WHAT YOU WILL DO
Locate and copy all lines bearing the word "text".

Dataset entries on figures
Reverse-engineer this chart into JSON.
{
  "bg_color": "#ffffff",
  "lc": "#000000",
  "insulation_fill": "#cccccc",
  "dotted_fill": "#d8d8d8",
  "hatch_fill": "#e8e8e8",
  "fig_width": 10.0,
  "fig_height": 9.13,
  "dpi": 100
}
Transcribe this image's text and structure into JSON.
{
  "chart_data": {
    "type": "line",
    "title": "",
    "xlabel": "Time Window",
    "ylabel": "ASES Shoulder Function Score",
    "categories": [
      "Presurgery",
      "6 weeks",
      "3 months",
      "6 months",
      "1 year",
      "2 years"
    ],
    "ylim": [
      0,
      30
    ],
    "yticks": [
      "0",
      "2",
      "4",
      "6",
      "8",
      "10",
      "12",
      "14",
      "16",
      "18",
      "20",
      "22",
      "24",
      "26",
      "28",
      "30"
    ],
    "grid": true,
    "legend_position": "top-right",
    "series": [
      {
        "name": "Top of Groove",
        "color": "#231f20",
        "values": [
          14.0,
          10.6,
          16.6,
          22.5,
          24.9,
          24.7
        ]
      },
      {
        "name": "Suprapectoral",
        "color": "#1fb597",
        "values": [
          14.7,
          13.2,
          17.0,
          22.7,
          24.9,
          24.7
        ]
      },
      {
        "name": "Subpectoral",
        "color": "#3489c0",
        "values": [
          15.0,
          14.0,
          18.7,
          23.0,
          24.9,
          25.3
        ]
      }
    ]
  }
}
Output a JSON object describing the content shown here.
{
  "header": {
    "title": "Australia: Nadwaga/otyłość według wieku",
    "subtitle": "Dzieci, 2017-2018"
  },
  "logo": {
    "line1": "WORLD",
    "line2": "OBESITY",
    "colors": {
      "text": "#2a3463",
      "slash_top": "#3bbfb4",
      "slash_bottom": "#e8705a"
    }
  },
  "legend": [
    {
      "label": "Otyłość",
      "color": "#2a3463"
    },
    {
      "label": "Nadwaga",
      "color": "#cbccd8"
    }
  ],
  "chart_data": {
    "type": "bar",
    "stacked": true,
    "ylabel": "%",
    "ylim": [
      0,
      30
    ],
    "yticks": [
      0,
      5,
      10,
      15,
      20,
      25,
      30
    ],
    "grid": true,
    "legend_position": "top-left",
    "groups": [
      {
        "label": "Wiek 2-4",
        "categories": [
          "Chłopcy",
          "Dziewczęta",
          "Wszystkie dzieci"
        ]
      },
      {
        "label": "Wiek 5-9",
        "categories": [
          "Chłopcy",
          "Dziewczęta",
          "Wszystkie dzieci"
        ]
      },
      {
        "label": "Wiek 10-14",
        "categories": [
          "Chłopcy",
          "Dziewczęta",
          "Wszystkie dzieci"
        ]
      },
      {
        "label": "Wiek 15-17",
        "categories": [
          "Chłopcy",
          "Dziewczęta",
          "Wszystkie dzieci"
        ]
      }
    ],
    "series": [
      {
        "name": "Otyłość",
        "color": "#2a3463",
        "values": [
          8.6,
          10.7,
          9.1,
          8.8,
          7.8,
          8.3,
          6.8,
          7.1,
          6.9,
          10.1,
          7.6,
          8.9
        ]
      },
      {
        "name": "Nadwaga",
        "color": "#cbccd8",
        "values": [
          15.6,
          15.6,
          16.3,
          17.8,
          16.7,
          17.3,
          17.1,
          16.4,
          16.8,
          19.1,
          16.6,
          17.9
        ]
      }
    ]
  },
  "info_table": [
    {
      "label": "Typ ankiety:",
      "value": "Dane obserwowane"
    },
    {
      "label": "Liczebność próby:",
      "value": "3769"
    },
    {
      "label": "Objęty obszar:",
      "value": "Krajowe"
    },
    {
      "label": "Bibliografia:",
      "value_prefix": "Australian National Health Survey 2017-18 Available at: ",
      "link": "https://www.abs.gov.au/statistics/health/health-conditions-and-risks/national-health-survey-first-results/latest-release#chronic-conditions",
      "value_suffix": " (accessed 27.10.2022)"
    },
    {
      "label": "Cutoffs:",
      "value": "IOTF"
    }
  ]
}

EXERCISE SOLUTION
Transcribe this image's text and structure into JSON.
      "text": "#2a3463",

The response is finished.